**What this task involves**
Check each line of the material below for "datos". Report how many have it, with no other words.

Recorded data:
** Start **

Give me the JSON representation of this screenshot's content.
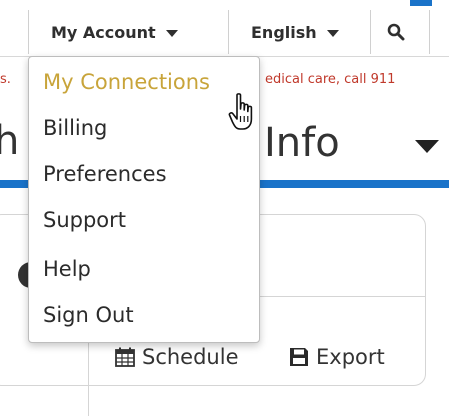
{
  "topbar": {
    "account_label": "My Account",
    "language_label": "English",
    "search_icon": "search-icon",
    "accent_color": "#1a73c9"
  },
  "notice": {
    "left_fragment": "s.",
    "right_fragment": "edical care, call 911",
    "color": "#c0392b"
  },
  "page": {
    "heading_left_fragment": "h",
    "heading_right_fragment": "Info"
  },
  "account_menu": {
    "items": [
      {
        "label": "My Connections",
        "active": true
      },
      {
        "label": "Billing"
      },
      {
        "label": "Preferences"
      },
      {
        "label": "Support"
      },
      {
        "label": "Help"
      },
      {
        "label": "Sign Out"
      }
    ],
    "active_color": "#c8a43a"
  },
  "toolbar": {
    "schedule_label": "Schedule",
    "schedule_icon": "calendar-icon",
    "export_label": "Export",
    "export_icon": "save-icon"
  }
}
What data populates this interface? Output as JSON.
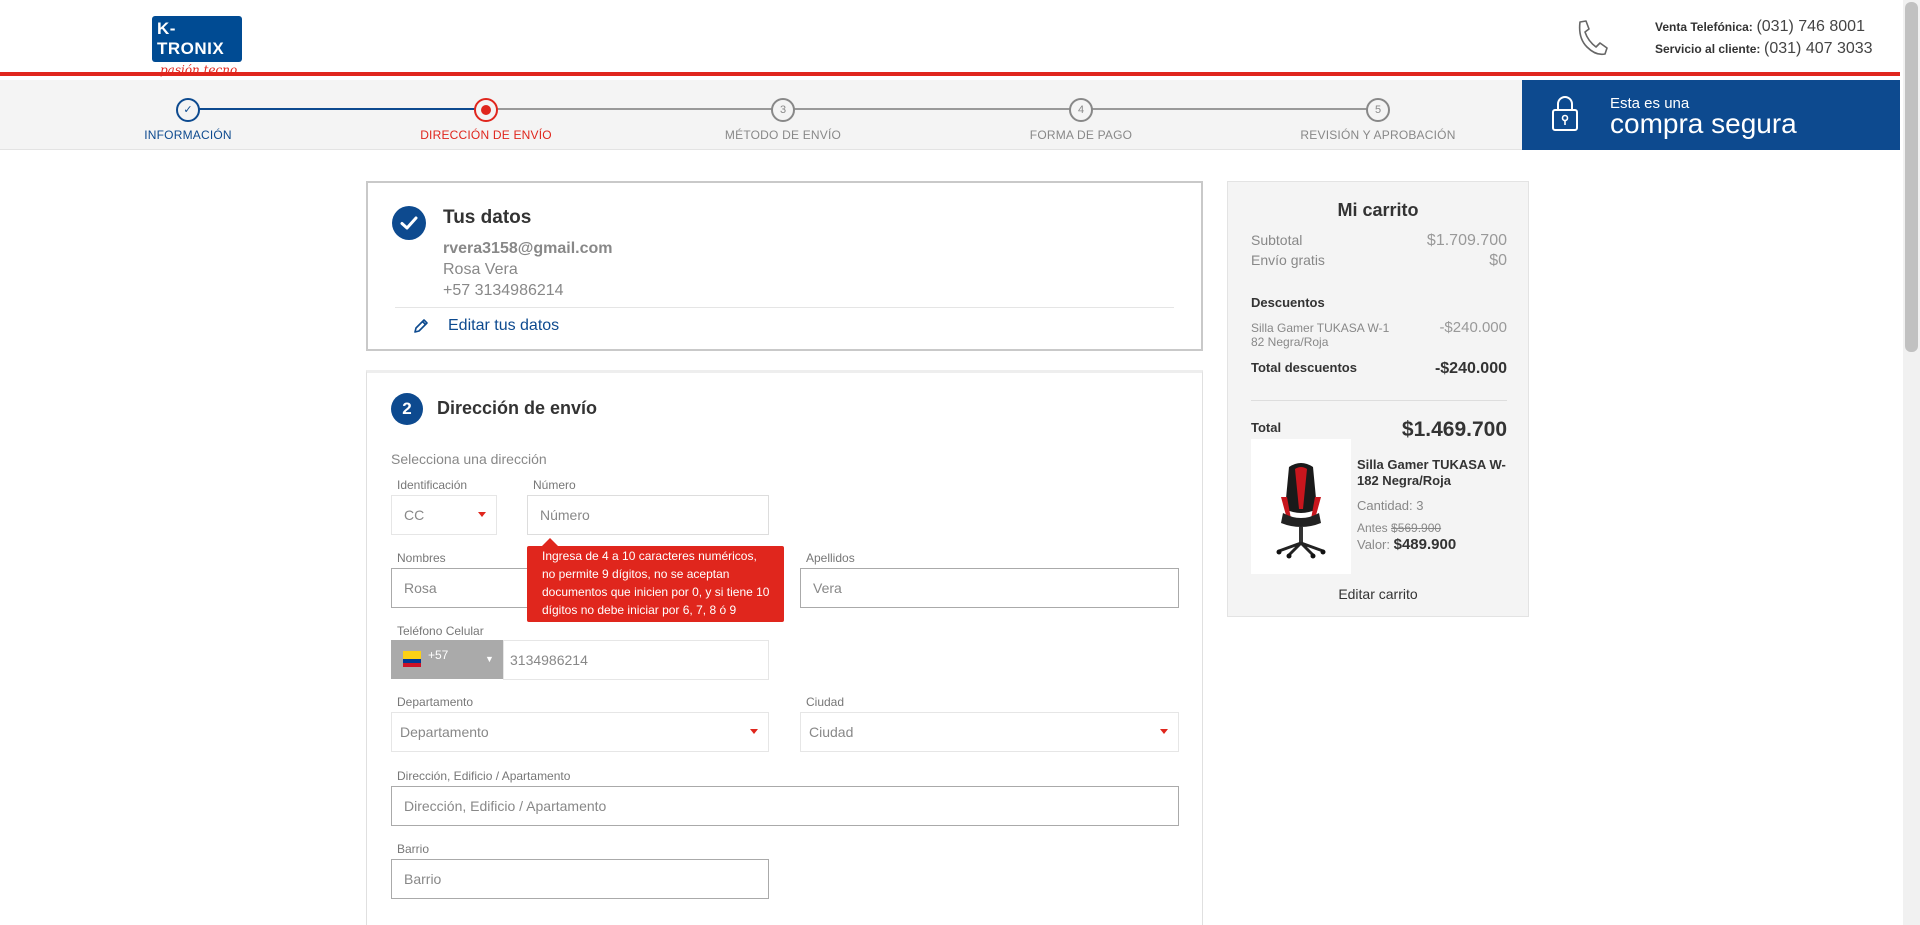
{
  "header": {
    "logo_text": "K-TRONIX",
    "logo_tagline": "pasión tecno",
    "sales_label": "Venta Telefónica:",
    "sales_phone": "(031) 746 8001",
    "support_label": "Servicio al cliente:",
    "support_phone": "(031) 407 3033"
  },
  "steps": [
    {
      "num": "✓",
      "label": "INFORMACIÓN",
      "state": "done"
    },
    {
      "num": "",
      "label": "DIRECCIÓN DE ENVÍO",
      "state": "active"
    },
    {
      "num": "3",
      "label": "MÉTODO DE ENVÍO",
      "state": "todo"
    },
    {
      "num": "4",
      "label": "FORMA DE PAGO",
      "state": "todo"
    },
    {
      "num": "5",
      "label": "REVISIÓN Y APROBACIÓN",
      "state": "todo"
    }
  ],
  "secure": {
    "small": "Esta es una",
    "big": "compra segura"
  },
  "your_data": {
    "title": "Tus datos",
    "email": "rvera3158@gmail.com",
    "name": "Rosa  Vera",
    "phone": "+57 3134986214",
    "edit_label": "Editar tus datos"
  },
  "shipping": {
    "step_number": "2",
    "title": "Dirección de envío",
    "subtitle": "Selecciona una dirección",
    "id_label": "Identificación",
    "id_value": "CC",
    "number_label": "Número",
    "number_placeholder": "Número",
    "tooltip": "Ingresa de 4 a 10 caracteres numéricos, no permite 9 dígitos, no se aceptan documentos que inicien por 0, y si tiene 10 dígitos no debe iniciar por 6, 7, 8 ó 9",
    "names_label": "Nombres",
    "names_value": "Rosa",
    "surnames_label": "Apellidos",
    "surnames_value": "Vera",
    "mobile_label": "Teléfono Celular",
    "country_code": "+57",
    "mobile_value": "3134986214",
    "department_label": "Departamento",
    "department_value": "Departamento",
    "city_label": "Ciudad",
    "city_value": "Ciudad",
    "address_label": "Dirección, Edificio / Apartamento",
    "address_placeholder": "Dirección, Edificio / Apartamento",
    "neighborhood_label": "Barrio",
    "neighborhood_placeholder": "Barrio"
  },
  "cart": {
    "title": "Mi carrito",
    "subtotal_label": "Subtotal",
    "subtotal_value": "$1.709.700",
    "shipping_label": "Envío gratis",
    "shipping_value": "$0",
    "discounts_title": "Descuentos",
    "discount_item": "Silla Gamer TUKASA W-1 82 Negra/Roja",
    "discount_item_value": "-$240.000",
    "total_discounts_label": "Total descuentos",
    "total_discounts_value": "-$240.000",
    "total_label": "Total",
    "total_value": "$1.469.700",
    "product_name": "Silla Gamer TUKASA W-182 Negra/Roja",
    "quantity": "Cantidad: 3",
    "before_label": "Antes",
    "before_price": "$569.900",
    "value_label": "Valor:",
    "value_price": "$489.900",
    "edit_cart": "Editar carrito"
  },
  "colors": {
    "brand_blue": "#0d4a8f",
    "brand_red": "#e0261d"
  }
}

** End **
** Start **

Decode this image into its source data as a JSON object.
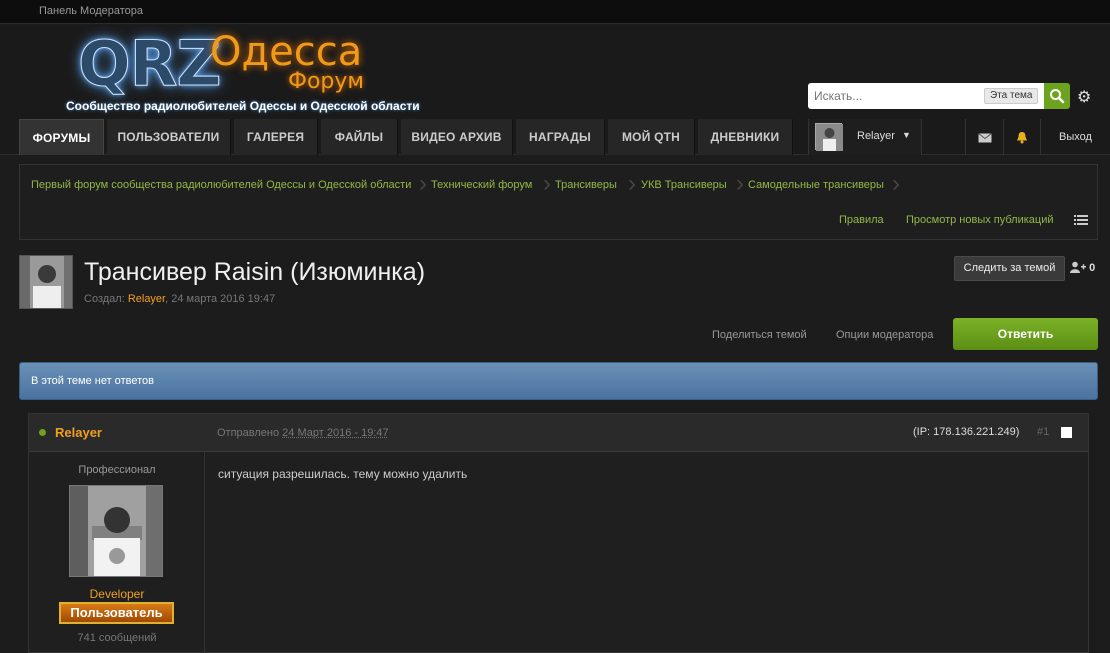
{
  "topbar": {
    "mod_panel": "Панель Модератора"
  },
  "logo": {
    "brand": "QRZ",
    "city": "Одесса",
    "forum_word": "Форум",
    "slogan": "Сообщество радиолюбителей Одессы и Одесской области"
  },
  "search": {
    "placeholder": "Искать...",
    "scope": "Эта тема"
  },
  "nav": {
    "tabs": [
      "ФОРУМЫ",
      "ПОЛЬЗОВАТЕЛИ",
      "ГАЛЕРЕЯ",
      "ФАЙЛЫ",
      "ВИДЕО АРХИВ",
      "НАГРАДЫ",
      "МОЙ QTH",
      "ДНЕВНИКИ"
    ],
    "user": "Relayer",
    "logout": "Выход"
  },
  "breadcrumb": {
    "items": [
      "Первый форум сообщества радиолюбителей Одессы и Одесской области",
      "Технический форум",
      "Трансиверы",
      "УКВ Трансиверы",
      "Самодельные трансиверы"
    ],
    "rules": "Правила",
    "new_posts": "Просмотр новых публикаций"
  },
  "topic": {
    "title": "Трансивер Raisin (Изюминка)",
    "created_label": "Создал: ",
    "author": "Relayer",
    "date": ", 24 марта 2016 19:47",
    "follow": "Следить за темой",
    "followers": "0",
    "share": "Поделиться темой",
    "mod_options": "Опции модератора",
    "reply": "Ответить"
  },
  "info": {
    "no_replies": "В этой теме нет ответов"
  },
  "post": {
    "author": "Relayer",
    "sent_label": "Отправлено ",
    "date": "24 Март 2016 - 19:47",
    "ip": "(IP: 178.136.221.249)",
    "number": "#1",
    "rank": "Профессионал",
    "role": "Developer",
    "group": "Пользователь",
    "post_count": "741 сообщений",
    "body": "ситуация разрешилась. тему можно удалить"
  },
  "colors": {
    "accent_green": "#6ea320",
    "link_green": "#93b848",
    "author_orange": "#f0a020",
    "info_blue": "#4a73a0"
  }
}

** End **

**The answer**
2